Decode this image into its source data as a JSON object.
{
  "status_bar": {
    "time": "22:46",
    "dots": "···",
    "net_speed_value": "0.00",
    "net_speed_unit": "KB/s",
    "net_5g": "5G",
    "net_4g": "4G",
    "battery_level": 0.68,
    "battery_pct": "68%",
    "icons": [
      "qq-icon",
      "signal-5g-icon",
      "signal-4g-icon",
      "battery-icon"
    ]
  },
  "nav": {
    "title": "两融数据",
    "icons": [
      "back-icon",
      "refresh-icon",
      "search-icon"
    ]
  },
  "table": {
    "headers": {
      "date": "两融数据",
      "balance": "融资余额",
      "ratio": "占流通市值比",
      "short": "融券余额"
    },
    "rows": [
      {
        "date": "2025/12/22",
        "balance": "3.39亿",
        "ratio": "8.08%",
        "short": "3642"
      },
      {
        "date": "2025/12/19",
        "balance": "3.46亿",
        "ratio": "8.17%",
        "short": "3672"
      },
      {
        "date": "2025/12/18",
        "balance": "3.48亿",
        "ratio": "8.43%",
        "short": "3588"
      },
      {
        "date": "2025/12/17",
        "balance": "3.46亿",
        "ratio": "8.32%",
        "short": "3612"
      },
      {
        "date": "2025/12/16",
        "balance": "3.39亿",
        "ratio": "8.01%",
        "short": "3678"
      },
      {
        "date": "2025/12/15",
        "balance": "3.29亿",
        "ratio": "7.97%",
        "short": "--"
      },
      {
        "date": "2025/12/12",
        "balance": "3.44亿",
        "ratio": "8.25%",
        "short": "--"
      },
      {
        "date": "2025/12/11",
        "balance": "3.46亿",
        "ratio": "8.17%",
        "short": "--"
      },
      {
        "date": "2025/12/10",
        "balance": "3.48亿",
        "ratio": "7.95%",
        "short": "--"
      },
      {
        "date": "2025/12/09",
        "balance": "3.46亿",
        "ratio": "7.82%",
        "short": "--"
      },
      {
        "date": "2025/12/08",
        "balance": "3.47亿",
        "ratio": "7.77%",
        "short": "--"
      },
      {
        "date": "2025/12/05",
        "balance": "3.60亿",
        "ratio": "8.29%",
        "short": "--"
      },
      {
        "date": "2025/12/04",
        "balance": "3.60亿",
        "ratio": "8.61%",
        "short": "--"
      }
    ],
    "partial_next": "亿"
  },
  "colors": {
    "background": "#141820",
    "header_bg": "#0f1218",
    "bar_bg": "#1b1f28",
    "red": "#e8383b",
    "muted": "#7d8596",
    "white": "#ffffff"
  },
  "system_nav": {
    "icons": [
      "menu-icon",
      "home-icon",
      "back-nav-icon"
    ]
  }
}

-*-

Reproduce the entries above in full by retyping them exactly.

## Solution below
Decode this image into its source data as a JSON object.
{
  "status_bar": {
    "time": "22:46",
    "dots": "···",
    "net_speed_value": "0.00",
    "net_speed_unit": "KB/s",
    "net_5g": "5G",
    "net_4g": "4G",
    "battery_level": 0.68,
    "battery_pct": "68%",
    "icons": [
      "qq-icon",
      "signal-5g-icon",
      "signal-4g-icon",
      "battery-icon"
    ]
  },
  "nav": {
    "title": "两融数据",
    "icons": [
      "back-icon",
      "refresh-icon",
      "search-icon"
    ]
  },
  "table": {
    "headers": {
      "date": "两融数据",
      "balance": "融资余额",
      "ratio": "占流通市值比",
      "short": "融券余额"
    },
    "rows": [
      {
        "date": "2025/12/22",
        "balance": "3.39亿",
        "ratio": "8.08%",
        "short": "3642"
      },
      {
        "date": "2025/12/19",
        "balance": "3.46亿",
        "ratio": "8.17%",
        "short": "3672"
      },
      {
        "date": "2025/12/18",
        "balance": "3.48亿",
        "ratio": "8.43%",
        "short": "3588"
      },
      {
        "date": "2025/12/17",
        "balance": "3.46亿",
        "ratio": "8.32%",
        "short": "3612"
      },
      {
        "date": "2025/12/16",
        "balance": "3.39亿",
        "ratio": "8.01%",
        "short": "3678"
      },
      {
        "date": "2025/12/15",
        "balance": "3.29亿",
        "ratio": "7.97%",
        "short": "--"
      },
      {
        "date": "2025/12/12",
        "balance": "3.44亿",
        "ratio": "8.25%",
        "short": "--"
      },
      {
        "date": "2025/12/11",
        "balance": "3.46亿",
        "ratio": "8.17%",
        "short": "--"
      },
      {
        "date": "2025/12/10",
        "balance": "3.48亿",
        "ratio": "7.95%",
        "short": "--"
      },
      {
        "date": "2025/12/09",
        "balance": "3.46亿",
        "ratio": "7.82%",
        "short": "--"
      },
      {
        "date": "2025/12/08",
        "balance": "3.47亿",
        "ratio": "7.77%",
        "short": "--"
      },
      {
        "date": "2025/12/05",
        "balance": "3.60亿",
        "ratio": "8.29%",
        "short": "--"
      },
      {
        "date": "2025/12/04",
        "balance": "3.60亿",
        "ratio": "8.61%",
        "short": "--"
      }
    ],
    "partial_next": "亿"
  },
  "colors": {
    "background": "#141820",
    "header_bg": "#0f1218",
    "bar_bg": "#1b1f28",
    "red": "#e8383b",
    "muted": "#7d8596",
    "white": "#ffffff"
  },
  "system_nav": {
    "icons": [
      "menu-icon",
      "home-icon",
      "back-nav-icon"
    ]
  }
}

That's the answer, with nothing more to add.